Written problem 1: In the R workshop text below, the geom_boxplot output line lists several settings whose names begin with "outlier.". Give each of these settings with its value.

Chapter 8 Lost the plot? Some more data visualisations - Week 9 - Workshop 2

This is our second workshop hopefully you are gaining some confidence with how the underlying functionality of R works. For this workshop we will be building plots to explore possible relationships and differences within the data. Don’t forget to ask for help if you are stuck on any of the material covered so far.

8.1 Looking at differences

As we discussed in the Chapter 4 wing case length is a good proxy for overall beetle size in Tribolium. So we will be comparing beetle wing case length in male and female beetles. Because we are looking for possible differences we know that we probably want to build a box plot. Login to your posit Cloud account and copy over the following chunk of code into your tribolium_parasites.r script. Run it and see what happens.

# Making a box plot and saving it in an object
# Call the ggplot function and direct it to your data and define your x axis and y axis
size_differences_by_sex_boxplot <- ggplot(data = tribolium_combo,aes(x = sex, y wing_case_size)) + 
  geom_boxplot() # Tell ggplot that you want it to build a boxplot
print(size_differences_by_sex_boxplot) # Print your new figure

Oh dear… Looks like there may be something wrong with the script…

geom_boxplot: outlier.colour = NULL, outlier.fill = NULL, outlier.shape = 19, outlier.size = 1.5, outlier.stroke = 0.5, outlier.alpha = NULL, notch = FALSE, notchwidth = 0.5, varwidth = FALSE, na.rm = FALSE, orientation = NA
stat_boxplot: na.rm = FALSE, orientation = NA
position_dodge2 

When you get errors like this it generally means that ggplot is missing something essential from the script. There is a typo in the original script, can you spot it and fix it? Once you have made the figure, take a look at it, do you think that there is a difference in size between male and female beetles? How would you interpret this figure? Make sure you save your box plot to your figures folder, you may need to adjust the sizing variables using the some of the arguments we learned in Chapter 7.3.

# Saving outputs
ggsave("figures/size_differences_by_sex_boxplot.pdf", # Give R a path to save to and a file name
       plot = size_differences_by_sex_boxplot, # Tell R what to save - in this case your object
       device = "pdf") # Tell R what file type to create, in this case a pdf

Our other categorical variable is treatment. Using the chunk of code within your script try to write a new chunk to compare the differences between wing_case_size and treatment in our sample of Tribolium.

Oh dear… R still isn’t happy… You have probably been presented with the following message

Warning message:
Continuous x aesthetic -- did you forget aes(group=...)?

Task input:
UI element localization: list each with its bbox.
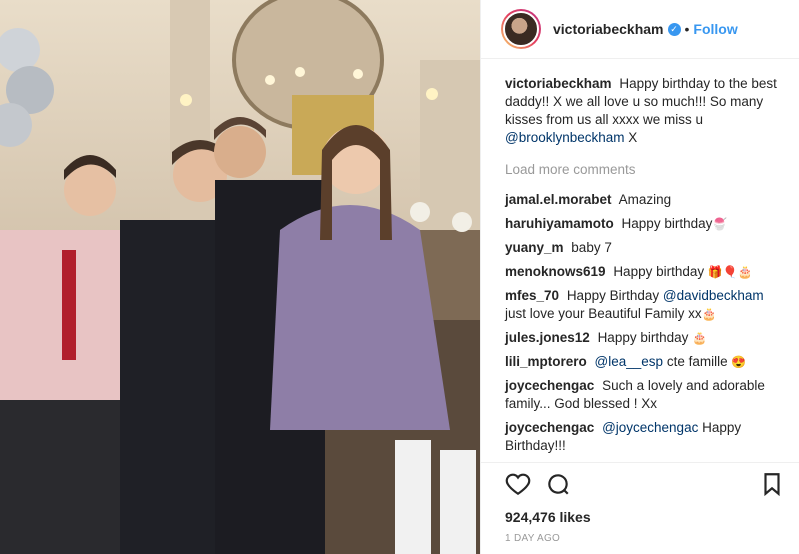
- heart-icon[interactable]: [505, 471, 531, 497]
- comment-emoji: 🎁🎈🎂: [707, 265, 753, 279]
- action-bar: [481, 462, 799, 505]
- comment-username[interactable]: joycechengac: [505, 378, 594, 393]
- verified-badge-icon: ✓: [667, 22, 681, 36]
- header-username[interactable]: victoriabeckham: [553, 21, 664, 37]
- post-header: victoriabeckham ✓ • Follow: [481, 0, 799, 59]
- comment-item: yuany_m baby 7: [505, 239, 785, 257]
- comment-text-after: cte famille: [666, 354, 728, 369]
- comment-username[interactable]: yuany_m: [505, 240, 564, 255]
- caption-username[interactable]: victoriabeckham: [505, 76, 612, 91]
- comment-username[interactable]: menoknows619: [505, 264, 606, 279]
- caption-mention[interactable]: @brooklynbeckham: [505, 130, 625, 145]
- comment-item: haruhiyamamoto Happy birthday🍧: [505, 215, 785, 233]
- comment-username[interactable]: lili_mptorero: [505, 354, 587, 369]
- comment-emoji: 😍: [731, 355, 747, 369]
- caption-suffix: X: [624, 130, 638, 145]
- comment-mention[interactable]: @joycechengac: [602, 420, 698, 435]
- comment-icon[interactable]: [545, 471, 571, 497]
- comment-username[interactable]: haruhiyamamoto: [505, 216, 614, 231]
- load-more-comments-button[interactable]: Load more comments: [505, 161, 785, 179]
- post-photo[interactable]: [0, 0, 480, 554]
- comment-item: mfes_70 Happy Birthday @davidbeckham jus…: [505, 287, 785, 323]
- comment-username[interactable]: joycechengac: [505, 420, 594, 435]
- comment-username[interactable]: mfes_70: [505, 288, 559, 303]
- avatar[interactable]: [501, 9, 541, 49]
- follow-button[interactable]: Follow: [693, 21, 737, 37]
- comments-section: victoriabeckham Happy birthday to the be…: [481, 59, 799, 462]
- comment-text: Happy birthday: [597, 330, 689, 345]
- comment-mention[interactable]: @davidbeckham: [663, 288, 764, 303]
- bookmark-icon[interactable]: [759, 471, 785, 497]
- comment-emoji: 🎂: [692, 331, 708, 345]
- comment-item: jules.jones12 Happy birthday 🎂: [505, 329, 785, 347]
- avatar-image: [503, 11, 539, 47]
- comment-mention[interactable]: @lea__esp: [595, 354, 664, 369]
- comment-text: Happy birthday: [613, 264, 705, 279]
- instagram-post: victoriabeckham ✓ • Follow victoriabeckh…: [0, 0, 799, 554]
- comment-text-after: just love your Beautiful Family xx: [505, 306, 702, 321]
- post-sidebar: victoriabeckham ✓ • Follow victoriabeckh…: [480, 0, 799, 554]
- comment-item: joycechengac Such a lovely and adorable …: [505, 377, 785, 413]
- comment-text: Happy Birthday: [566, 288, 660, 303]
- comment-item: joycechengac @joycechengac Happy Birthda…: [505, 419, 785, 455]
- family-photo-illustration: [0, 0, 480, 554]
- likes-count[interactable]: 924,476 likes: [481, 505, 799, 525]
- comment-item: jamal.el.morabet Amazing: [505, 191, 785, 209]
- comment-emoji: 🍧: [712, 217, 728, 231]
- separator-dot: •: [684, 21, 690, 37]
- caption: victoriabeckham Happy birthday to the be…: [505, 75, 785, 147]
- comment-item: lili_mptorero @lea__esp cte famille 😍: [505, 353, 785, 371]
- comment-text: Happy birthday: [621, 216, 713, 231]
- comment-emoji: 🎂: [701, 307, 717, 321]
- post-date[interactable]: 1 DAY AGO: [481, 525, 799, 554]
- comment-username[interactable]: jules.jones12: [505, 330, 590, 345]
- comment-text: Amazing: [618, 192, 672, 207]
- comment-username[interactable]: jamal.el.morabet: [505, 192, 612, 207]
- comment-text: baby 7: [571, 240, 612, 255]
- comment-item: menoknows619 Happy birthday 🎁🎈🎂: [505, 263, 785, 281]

Written problem 2: Rewrite the rows as a numbered list. Begin with the row that contains "- heart-icon[interactable]: [505, 471, 531, 497]" and continue through the row that contains "- caption-suffix: X: [624, 130, 638, 145]".

Written answer 1:
- outlier.colour = NULL
- outlier.fill = NULL
- outlier.shape = 19
- outlier.size = 1.5
- outlier.stroke = 0.5
- outlier.alpha = NULL

Written answer 2:
1. - heart-icon[interactable]: [505, 471, 531, 497]
2. - comment-emoji: 🎁🎈🎂: [707, 265, 753, 279]
3. - action-bar: [481, 462, 799, 505]
4. - comment-username[interactable]: joycechengac: [505, 378, 594, 393]
5. - verified-badge-icon: ✓: [667, 22, 681, 36]
6. - header-username[interactable]: victoriabeckham: [553, 21, 664, 37]
7. - post-header: victoriabeckham ✓ • Follow: [481, 0, 799, 59]
8. - comment-item: yuany_m baby 7: [505, 239, 785, 257]
9. - comment-text-after: cte famille: [666, 354, 728, 369]
10. - comment-username[interactable]: yuany_m: [505, 240, 564, 255]
11. - caption-username[interactable]: victoriabeckham: [505, 76, 612, 91]
12. - comment-username[interactable]: menoknows619: [505, 264, 606, 279]
13. - caption-mention[interactable]: @brooklynbeckham: [505, 130, 625, 145]
14. - comment-item: haruhiyamamoto Happy birthday🍧: [505, 215, 785, 233]
15. - comment-username[interactable]: lili_mptorero: [505, 354, 587, 369]
16. - comment-emoji: 😍: [731, 355, 747, 369]
17. - caption-suffix: X: [624, 130, 638, 145]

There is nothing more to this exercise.